Dataset entries
• • • • •

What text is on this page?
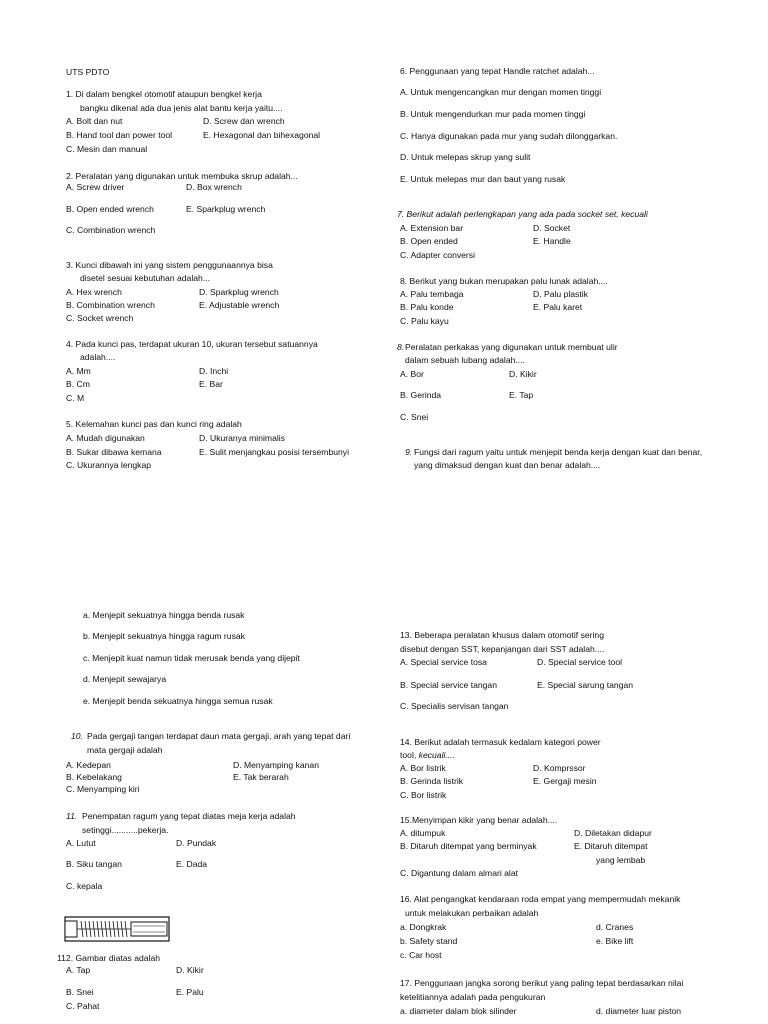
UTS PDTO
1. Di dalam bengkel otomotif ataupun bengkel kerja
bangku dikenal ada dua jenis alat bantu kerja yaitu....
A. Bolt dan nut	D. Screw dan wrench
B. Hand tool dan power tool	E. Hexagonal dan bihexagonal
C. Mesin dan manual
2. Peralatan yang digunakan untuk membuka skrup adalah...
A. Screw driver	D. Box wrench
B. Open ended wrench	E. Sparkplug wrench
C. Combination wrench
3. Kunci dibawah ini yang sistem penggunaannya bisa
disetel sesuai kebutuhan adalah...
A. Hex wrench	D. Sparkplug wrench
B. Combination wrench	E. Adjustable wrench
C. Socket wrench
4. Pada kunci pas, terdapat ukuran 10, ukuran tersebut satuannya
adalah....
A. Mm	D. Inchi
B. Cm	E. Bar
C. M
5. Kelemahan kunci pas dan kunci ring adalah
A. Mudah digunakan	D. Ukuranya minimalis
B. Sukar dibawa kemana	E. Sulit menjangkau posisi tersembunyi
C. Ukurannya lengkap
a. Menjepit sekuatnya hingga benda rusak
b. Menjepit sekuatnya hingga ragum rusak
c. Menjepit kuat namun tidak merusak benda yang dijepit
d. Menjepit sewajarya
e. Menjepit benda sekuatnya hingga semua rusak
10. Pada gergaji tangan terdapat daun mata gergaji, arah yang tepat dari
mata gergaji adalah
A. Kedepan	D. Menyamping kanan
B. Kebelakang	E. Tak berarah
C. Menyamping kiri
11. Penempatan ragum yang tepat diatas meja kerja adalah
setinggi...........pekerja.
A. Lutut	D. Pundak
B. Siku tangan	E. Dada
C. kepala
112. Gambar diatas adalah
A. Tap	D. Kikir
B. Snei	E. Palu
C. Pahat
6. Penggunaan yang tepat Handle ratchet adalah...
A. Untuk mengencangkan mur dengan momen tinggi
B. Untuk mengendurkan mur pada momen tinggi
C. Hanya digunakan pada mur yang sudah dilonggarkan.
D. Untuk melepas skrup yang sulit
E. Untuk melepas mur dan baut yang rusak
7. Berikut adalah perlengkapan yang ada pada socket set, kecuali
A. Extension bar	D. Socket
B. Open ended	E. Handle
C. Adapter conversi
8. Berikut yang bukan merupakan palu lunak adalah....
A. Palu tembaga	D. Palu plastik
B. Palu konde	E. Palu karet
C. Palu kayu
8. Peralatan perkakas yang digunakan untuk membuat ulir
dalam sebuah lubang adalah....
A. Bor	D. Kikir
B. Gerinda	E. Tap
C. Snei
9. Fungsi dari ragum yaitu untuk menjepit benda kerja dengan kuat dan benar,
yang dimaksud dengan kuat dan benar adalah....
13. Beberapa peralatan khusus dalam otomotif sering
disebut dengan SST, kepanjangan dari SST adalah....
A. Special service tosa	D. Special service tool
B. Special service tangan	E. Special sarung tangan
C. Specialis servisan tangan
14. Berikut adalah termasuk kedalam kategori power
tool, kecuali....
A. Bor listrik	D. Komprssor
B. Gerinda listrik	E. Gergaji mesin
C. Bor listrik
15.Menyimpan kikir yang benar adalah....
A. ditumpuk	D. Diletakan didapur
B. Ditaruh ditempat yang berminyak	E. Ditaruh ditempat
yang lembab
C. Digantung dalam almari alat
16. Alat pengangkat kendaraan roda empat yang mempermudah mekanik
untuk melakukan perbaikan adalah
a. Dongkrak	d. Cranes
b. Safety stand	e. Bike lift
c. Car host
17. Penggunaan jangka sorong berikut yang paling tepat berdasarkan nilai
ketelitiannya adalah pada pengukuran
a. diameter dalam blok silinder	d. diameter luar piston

• • • • •

Would you set down the listing exactly, omitting pictures?

What text is on this page?
UTS PDTO
1. Di dalam bengkel otomotif ataupun bengkel kerja
bangku dikenal ada dua jenis alat bantu kerja yaitu....
A. Bolt dan nut	D. Screw dan wrench
B. Hand tool dan power tool	E. Hexagonal dan bihexagonal
C. Mesin dan manual
2. Peralatan yang digunakan untuk membuka skrup adalah...
A. Screw driver	D. Box wrench
B. Open ended wrench	E. Sparkplug wrench
C. Combination wrench
3. Kunci dibawah ini yang sistem penggunaannya bisa
disetel sesuai kebutuhan adalah...
A. Hex wrench	D. Sparkplug wrench
B. Combination wrench	E. Adjustable wrench
C. Socket wrench
4. Pada kunci pas, terdapat ukuran 10, ukuran tersebut satuannya
adalah....
A. Mm	D. Inchi
B. Cm	E. Bar
C. M
5. Kelemahan kunci pas dan kunci ring adalah
A. Mudah digunakan	D. Ukuranya minimalis
B. Sukar dibawa kemana	E. Sulit menjangkau posisi tersembunyi
C. Ukurannya lengkap
a. Menjepit sekuatnya hingga benda rusak
b. Menjepit sekuatnya hingga ragum rusak
c. Menjepit kuat namun tidak merusak benda yang dijepit
d. Menjepit sewajarya
e. Menjepit benda sekuatnya hingga semua rusak
10. Pada gergaji tangan terdapat daun mata gergaji, arah yang tepat dari
mata gergaji adalah
A. Kedepan	D. Menyamping kanan
B. Kebelakang	E. Tak berarah
C. Menyamping kiri
11. Penempatan ragum yang tepat diatas meja kerja adalah
setinggi...........pekerja.
A. Lutut	D. Pundak
B. Siku tangan	E. Dada
C. kepala
112. Gambar diatas adalah
A. Tap	D. Kikir
B. Snei	E. Palu
C. Pahat
6. Penggunaan yang tepat Handle ratchet adalah...
A. Untuk mengencangkan mur dengan momen tinggi
B. Untuk mengendurkan mur pada momen tinggi
C. Hanya digunakan pada mur yang sudah dilonggarkan.
D. Untuk melepas skrup yang sulit
E. Untuk melepas mur dan baut yang rusak
7. Berikut adalah perlengkapan yang ada pada socket set, kecuali
A. Extension bar	D. Socket
B. Open ended	E. Handle
C. Adapter conversi
8. Berikut yang bukan merupakan palu lunak adalah....
A. Palu tembaga	D. Palu plastik
B. Palu konde	E. Palu karet
C. Palu kayu
8. Peralatan perkakas yang digunakan untuk membuat ulir
dalam sebuah lubang adalah....
A. Bor	D. Kikir
B. Gerinda	E. Tap
C. Snei
9. Fungsi dari ragum yaitu untuk menjepit benda kerja dengan kuat dan benar,
yang dimaksud dengan kuat dan benar adalah....
13. Beberapa peralatan khusus dalam otomotif sering
disebut dengan SST, kepanjangan dari SST adalah....
A. Special service tosa	D. Special service tool
B. Special service tangan	E. Special sarung tangan
C. Specialis servisan tangan
14. Berikut adalah termasuk kedalam kategori power
tool, kecuali....
A. Bor listrik	D. Komprssor
B. Gerinda listrik	E. Gergaji mesin
C. Bor listrik
15.Menyimpan kikir yang benar adalah....
A. ditumpuk	D. Diletakan didapur
B. Ditaruh ditempat yang berminyak	E. Ditaruh ditempat
yang lembab
C. Digantung dalam almari alat
16. Alat pengangkat kendaraan roda empat yang mempermudah mekanik
untuk melakukan perbaikan adalah
a. Dongkrak	d. Cranes
b. Safety stand	e. Bike lift
c. Car host
17. Penggunaan jangka sorong berikut yang paling tepat berdasarkan nilai
ketelitiannya adalah pada pengukuran
a. diameter dalam blok silinder	d. diameter luar piston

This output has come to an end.